◆ Request ◆
Write out the full listing again, exactly as it stands.

>> start Task data

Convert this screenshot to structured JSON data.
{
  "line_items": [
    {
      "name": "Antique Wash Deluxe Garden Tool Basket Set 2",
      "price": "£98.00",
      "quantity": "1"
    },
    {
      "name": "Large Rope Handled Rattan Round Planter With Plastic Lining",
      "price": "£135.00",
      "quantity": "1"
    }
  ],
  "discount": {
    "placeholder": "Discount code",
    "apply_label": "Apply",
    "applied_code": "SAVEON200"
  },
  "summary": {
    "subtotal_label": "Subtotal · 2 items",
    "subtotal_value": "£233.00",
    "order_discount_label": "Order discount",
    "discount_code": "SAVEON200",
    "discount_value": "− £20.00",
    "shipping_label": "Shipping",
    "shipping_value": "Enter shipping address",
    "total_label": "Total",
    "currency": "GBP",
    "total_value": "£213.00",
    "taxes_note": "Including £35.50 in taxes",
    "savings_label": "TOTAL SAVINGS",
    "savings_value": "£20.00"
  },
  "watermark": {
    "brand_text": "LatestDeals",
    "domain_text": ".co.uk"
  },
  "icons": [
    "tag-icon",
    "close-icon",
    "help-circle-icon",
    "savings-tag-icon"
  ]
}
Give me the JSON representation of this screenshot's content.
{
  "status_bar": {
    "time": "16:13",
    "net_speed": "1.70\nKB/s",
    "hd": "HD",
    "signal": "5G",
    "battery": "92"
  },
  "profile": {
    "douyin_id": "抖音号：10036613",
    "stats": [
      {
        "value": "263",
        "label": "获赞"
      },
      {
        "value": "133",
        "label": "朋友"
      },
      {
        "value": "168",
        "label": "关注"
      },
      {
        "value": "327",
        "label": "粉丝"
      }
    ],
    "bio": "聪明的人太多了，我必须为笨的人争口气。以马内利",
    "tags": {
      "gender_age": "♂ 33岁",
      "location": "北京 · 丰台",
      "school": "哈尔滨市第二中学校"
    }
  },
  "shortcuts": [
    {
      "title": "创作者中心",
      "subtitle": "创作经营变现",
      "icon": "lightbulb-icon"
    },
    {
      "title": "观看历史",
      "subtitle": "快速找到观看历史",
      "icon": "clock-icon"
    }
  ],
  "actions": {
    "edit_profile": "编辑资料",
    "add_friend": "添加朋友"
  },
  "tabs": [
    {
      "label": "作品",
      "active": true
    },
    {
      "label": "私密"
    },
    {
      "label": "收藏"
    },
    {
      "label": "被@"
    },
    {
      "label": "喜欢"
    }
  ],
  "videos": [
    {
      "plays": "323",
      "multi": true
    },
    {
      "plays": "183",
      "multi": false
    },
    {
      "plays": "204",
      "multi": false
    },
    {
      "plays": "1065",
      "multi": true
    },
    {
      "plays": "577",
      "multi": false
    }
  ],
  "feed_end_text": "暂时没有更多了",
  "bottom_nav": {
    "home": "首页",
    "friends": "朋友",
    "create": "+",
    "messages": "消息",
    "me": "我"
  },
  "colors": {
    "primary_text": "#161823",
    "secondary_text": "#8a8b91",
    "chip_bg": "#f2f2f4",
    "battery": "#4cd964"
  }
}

>> end Task data

◆ The result ◆
Convert this screenshot to structured JSON data.
{
  "line_items": [
    {
      "name": "Antique Wash Deluxe Garden Tool Basket Set 2",
      "price": "£98.00",
      "quantity": "1"
    },
    {
      "name": "Large Rope Handled Rattan Round Planter With Plastic Lining",
      "price": "£135.00",
      "quantity": "1"
    }
  ],
  "discount": {
    "placeholder": "Discount code",
    "apply_label": "Apply",
    "applied_code": "SAVEON200"
  },
  "summary": {
    "subtotal_label": "Subtotal · 2 items",
    "subtotal_value": "£233.00",
    "order_discount_label": "Order discount",
    "discount_code": "SAVEON200",
    "discount_value": "− £20.00",
    "shipping_label": "Shipping",
    "shipping_value": "Enter shipping address",
    "total_label": "Total",
    "currency": "GBP",
    "total_value": "£213.00",
    "taxes_note": "Including £35.50 in taxes",
    "savings_label": "TOTAL SAVINGS",
    "savings_value": "£20.00"
  },
  "watermark": {
    "brand_text": "LatestDeals",
    "domain_text": ".co.uk"
  },
  "icons": [
    "tag-icon",
    "close-icon",
    "help-circle-icon",
    "savings-tag-icon"
  ]
}
Give me the JSON representation of this screenshot's content.
{
  "status_bar": {
    "time": "16:13",
    "net_speed": "1.70\nKB/s",
    "hd": "HD",
    "signal": "5G",
    "battery": "92"
  },
  "profile": {
    "douyin_id": "抖音号：10036613",
    "stats": [
      {
        "value": "263",
        "label": "获赞"
      },
      {
        "value": "133",
        "label": "朋友"
      },
      {
        "value": "168",
        "label": "关注"
      },
      {
        "value": "327",
        "label": "粉丝"
      }
    ],
    "bio": "聪明的人太多了，我必须为笨的人争口气。以马内利",
    "tags": {
      "gender_age": "♂ 33岁",
      "location": "北京 · 丰台",
      "school": "哈尔滨市第二中学校"
    }
  },
  "shortcuts": [
    {
      "title": "创作者中心",
      "subtitle": "创作经营变现",
      "icon": "lightbulb-icon"
    },
    {
      "title": "观看历史",
      "subtitle": "快速找到观看历史",
      "icon": "clock-icon"
    }
  ],
  "actions": {
    "edit_profile": "编辑资料",
    "add_friend": "添加朋友"
  },
  "tabs": [
    {
      "label": "作品",
      "active": true
    },
    {
      "label": "私密"
    },
    {
      "label": "收藏"
    },
    {
      "label": "被@"
    },
    {
      "label": "喜欢"
    }
  ],
  "videos": [
    {
      "plays": "323",
      "multi": true
    },
    {
      "plays": "183",
      "multi": false
    },
    {
      "plays": "204",
      "multi": false
    },
    {
      "plays": "1065",
      "multi": true
    },
    {
      "plays": "577",
      "multi": false
    }
  ],
  "feed_end_text": "暂时没有更多了",
  "bottom_nav": {
    "home": "首页",
    "friends": "朋友",
    "create": "+",
    "messages": "消息",
    "me": "我"
  },
  "colors": {
    "primary_text": "#161823",
    "secondary_text": "#8a8b91",
    "chip_bg": "#f2f2f4",
    "battery": "#4cd964"
  }
}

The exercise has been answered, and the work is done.